- _Problem requirements_
Continue the news article about the BetonSports employees in Costa Rica and their severance pay, picking up after its last sentence.

- _Page excerpt_
>>

Many of the employees had been furloughed since the U.S. government unsealed a 22-count indictment against the firm, its executives and shareholders July 17. But their discussions Thursday centered on if the company would pay the severance money required by Costa Rican law.
Usually an employee who is fired or laid off is entitled to a month’s pay for every year worked, vacation pay, salary due plus a proportion of the annual Christmas bonus.
Also involved were individuals who worked for Millennium, a sportsbook that operated with BetonSports. In all, the firm has bragged in the past that some 2,000 persons, mostly bilingual Costa Ricans and North Americans, worked at the companies in sprawling offices at the mall. The company also does business under other names and Web sites.
Also up in the air are the thousands of bettors, mostly from the United States, who had accounts with the company. They can only hope that the firm makes good on its debts. The accounts contain deposits made in anticipation of future bets and winnings.
The U.S. indictment said that between Feb. 3, 2003, and Feb. 1, 2004, BetonSports and its related companies took in $1.23 billion in wagers. That would represent about $100 million in bets a month.
The employees were not in a generous mood Thursday. Most felt that BetonSports would fail to pay the severance money. Some had been expecting bank deposits.
The Ministerio de Trabajo confirmed Thursday afternoon that investigators have been looking into the affairs of the company for about a week. A spokesperson said the ministry initiated the probe instead of waiting for complaints. The ministry is in charge of enforcing the labor laws.
A spokesperson for the Caja Costarricense de Seguro Social said that agency had no knowledge of any developments at the company. The Caja receives payments from employers and provides the health, pension and other social security benefits to employees.
There was no confirmation of the closing from the company, which declined comment. But many of the employees who mingled in the mall office confirmed what they had been told in meetings with bosses. The Web site has not operated for three weeks.

<<

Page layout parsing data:
>>

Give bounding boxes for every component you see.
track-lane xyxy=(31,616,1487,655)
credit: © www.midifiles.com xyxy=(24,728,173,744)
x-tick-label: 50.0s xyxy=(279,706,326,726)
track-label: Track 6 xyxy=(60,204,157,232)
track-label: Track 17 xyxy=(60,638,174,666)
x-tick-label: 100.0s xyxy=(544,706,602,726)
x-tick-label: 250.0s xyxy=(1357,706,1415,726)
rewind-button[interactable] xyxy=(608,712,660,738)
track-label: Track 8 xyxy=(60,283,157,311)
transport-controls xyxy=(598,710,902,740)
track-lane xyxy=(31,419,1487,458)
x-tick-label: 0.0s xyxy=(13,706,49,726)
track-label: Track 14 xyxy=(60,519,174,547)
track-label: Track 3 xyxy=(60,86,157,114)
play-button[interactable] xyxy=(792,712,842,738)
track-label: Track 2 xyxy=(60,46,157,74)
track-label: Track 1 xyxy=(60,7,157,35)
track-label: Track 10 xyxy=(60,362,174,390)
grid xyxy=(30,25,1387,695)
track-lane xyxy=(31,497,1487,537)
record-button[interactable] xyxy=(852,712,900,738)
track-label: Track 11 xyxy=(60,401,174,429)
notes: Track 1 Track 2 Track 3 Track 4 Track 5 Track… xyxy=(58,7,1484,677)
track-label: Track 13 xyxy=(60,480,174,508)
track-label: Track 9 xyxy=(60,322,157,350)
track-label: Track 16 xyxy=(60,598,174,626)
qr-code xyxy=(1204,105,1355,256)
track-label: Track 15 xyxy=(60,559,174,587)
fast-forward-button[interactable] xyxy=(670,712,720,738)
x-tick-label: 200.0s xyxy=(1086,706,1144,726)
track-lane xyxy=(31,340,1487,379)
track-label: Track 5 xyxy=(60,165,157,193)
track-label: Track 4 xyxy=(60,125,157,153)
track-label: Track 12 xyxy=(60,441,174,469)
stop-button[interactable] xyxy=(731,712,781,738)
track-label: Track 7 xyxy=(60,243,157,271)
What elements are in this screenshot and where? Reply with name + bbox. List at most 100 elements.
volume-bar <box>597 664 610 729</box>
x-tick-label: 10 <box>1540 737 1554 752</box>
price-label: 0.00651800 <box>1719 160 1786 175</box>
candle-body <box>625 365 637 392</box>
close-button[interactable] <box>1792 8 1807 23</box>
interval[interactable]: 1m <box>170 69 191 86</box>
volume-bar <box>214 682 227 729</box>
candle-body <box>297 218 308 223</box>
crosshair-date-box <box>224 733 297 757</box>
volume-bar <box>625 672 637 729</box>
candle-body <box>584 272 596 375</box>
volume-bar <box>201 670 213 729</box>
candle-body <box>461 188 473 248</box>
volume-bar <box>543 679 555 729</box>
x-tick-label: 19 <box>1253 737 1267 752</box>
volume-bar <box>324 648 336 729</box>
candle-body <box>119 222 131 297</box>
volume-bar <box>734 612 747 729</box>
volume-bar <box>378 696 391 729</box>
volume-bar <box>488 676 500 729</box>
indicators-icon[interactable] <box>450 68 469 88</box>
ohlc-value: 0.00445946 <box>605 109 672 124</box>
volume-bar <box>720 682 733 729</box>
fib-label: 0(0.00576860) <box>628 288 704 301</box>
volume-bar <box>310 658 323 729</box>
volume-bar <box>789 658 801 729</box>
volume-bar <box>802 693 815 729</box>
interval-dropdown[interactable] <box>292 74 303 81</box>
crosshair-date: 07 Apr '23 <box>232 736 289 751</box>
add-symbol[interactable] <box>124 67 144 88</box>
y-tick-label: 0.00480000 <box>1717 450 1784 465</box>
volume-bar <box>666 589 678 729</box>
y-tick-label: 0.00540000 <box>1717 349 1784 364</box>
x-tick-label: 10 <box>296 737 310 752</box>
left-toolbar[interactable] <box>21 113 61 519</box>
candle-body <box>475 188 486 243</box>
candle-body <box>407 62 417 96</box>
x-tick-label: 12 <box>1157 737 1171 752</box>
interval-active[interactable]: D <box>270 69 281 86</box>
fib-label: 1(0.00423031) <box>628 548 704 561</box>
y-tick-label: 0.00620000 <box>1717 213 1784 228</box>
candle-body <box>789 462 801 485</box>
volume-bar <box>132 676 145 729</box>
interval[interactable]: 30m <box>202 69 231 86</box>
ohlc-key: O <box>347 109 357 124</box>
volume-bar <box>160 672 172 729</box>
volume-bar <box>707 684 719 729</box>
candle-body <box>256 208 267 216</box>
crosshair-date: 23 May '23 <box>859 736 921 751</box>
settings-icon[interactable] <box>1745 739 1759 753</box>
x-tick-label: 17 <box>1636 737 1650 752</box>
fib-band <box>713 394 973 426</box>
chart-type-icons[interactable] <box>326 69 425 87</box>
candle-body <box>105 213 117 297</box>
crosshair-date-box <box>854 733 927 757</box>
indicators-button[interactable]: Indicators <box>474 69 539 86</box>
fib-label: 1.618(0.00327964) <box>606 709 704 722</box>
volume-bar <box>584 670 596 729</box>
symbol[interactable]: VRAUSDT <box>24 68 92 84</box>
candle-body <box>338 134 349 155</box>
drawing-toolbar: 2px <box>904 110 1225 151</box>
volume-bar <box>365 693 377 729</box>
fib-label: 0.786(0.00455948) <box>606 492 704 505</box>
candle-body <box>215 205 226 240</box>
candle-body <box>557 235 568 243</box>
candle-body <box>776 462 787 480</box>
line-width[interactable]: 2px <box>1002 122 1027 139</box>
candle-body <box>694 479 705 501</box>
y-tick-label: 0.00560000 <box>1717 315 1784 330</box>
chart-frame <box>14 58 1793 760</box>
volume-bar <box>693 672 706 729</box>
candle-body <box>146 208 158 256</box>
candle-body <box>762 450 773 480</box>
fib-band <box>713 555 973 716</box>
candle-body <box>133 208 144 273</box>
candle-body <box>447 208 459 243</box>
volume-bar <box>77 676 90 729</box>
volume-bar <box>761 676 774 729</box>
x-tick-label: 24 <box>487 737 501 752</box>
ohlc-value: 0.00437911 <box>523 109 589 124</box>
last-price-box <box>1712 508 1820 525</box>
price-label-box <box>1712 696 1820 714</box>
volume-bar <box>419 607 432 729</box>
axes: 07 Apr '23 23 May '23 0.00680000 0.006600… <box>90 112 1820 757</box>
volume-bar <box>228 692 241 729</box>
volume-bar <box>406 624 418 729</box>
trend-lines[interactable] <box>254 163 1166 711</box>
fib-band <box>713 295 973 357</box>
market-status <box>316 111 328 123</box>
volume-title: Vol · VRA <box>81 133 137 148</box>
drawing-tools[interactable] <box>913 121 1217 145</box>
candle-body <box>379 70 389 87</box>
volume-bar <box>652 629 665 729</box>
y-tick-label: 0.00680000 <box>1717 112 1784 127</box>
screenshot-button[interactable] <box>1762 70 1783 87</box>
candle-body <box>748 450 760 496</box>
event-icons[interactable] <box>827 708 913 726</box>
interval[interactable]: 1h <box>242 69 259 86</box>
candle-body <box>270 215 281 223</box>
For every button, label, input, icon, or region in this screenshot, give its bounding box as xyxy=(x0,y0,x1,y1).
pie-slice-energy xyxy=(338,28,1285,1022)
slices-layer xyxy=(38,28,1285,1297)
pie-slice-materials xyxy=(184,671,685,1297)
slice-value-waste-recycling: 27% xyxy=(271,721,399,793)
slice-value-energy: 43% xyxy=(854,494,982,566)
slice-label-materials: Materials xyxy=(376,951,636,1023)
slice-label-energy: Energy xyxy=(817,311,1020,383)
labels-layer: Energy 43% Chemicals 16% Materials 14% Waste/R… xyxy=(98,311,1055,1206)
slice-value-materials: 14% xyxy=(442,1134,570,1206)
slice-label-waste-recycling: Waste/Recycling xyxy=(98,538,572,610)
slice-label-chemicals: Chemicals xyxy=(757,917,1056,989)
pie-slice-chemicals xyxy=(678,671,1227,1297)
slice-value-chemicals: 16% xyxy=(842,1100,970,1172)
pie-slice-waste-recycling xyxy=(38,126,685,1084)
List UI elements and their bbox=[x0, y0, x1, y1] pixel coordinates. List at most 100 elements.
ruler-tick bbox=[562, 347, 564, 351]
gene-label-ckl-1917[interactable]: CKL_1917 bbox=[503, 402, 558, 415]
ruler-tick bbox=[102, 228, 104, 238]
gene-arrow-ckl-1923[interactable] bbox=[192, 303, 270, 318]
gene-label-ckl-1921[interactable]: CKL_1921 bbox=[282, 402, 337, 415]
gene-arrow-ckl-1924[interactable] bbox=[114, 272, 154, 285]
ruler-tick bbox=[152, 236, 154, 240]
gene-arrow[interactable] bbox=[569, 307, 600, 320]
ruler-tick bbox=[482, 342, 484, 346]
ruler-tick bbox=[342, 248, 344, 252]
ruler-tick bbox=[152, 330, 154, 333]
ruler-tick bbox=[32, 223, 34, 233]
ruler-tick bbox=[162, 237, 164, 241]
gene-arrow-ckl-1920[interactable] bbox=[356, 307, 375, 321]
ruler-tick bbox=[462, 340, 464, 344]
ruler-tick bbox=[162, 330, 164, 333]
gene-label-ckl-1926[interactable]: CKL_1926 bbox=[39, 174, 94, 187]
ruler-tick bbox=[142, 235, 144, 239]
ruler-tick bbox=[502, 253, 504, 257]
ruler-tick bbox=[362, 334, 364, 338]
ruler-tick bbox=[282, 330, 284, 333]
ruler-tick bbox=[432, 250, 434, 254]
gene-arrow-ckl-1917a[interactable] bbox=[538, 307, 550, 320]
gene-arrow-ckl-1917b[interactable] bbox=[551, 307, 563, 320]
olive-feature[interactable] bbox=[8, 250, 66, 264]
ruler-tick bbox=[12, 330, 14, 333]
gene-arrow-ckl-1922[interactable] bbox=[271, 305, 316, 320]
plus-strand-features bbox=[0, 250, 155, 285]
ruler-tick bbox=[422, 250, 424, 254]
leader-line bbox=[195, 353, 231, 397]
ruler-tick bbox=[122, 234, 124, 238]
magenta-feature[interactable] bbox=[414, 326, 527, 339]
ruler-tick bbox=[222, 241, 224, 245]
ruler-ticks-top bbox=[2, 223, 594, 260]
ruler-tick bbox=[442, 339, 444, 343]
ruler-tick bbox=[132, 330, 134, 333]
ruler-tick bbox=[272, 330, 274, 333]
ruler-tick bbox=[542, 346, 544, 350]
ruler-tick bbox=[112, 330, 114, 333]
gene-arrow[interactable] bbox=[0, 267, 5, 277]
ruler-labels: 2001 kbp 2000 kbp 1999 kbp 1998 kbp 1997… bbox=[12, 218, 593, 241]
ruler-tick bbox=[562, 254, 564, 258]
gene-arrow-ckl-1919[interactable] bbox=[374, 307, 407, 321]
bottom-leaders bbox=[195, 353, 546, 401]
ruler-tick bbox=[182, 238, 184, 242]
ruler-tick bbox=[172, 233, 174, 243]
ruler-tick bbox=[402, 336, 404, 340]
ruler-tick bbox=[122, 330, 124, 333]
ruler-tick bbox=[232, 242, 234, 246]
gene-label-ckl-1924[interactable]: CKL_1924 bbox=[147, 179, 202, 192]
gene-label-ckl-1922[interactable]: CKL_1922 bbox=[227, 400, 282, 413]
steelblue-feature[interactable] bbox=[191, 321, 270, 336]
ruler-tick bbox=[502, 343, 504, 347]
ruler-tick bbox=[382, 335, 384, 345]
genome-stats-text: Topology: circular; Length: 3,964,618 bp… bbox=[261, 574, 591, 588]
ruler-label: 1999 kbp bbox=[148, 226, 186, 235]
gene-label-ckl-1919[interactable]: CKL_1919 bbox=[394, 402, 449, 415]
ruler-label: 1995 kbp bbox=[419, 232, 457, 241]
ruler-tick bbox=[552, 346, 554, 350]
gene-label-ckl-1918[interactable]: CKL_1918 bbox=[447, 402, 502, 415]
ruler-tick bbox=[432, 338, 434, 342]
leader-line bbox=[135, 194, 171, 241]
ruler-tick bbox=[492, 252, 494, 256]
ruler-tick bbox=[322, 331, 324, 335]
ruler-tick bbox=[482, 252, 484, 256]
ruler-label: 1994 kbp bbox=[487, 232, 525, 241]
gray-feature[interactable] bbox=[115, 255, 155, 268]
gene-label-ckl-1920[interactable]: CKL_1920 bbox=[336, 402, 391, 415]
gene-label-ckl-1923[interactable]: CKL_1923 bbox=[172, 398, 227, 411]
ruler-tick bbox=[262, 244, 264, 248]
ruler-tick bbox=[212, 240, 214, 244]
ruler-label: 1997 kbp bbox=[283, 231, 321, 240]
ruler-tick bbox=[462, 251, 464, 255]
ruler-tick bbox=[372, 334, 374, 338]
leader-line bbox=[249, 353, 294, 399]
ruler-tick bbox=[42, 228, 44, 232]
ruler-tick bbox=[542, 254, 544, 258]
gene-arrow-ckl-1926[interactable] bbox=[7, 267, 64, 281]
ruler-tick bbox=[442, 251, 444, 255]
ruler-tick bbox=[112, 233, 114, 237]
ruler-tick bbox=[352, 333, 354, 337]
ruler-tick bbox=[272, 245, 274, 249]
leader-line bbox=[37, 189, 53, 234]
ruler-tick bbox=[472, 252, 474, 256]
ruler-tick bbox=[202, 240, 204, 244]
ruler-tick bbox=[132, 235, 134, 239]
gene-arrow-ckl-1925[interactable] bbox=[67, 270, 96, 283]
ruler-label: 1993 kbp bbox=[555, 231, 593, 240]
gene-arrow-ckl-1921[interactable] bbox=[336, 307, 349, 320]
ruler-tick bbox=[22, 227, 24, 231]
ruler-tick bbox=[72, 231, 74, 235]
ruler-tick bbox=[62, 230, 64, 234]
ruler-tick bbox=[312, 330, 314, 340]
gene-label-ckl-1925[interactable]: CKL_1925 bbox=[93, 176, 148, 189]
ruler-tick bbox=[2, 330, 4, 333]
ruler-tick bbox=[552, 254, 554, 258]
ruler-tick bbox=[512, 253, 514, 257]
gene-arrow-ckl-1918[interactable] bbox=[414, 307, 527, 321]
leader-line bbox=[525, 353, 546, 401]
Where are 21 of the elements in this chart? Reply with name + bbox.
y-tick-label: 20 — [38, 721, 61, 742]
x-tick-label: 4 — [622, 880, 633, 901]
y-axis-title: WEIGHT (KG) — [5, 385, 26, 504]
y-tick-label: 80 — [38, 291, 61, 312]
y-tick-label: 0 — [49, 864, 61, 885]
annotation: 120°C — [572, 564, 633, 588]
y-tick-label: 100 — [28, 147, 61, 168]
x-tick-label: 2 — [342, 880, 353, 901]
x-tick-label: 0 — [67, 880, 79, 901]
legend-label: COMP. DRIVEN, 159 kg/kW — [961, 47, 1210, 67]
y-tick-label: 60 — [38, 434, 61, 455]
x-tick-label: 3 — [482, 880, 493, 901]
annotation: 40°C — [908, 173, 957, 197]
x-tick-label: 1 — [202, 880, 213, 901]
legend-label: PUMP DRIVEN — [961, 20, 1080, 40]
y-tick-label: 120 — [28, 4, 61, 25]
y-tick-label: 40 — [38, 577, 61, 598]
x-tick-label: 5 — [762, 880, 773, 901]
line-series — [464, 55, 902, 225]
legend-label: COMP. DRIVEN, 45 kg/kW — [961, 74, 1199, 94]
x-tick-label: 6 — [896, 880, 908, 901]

<<

- _Answer for this exercise_
The U.S. federal indictment charged 11 individuals and four corporations on various charges of racketeering, conspiracy and fraud. The U.S. government seeks $3.3 billion in back taxes on wagers taken from the United States and $4.5 billion more from other defendants as individuals.
Costa Rica might have trouble finding local assets to use to pay the sportsbook employees. According to the indictment, deposits for bets went to Ecuador, Belize and other countries but not to Costa Rica. This was the electronic hub of the British corporation but it was not the banking center. The bulk of the assets here are computers in the multi-floored Mall San Pedro operation.
Internationally, the U.S. government is likely to freeze the company’s overseas accounts before Costa Rica locates them. One stipulation of the civil order that accompanied the indictment is that the firm return any funds of U.S. citizens that it holds.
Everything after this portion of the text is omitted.